Reproduce each line that includes the word "filter".

═══ Information provided

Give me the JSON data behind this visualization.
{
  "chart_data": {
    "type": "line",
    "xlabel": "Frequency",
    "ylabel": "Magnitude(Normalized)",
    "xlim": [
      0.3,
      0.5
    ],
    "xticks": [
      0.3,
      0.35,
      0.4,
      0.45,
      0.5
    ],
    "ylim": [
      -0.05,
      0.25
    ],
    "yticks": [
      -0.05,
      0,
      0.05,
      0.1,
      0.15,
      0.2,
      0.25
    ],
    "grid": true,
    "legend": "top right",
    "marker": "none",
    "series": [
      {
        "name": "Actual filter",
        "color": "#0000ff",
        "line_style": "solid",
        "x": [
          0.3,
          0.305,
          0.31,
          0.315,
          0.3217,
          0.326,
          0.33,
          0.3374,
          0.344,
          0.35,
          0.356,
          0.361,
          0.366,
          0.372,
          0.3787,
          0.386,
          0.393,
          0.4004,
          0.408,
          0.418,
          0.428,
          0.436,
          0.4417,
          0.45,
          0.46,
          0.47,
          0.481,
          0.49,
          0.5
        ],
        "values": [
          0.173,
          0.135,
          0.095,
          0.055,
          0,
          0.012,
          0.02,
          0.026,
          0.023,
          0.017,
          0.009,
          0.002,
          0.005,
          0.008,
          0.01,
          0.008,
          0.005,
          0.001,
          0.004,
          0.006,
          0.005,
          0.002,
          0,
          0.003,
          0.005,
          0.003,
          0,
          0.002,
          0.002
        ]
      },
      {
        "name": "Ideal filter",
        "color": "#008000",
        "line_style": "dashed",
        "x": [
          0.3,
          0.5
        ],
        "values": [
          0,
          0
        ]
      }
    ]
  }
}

══════

> _Result of the exercise_
        "name": "Actual filter",
        "name": "Ideal filter",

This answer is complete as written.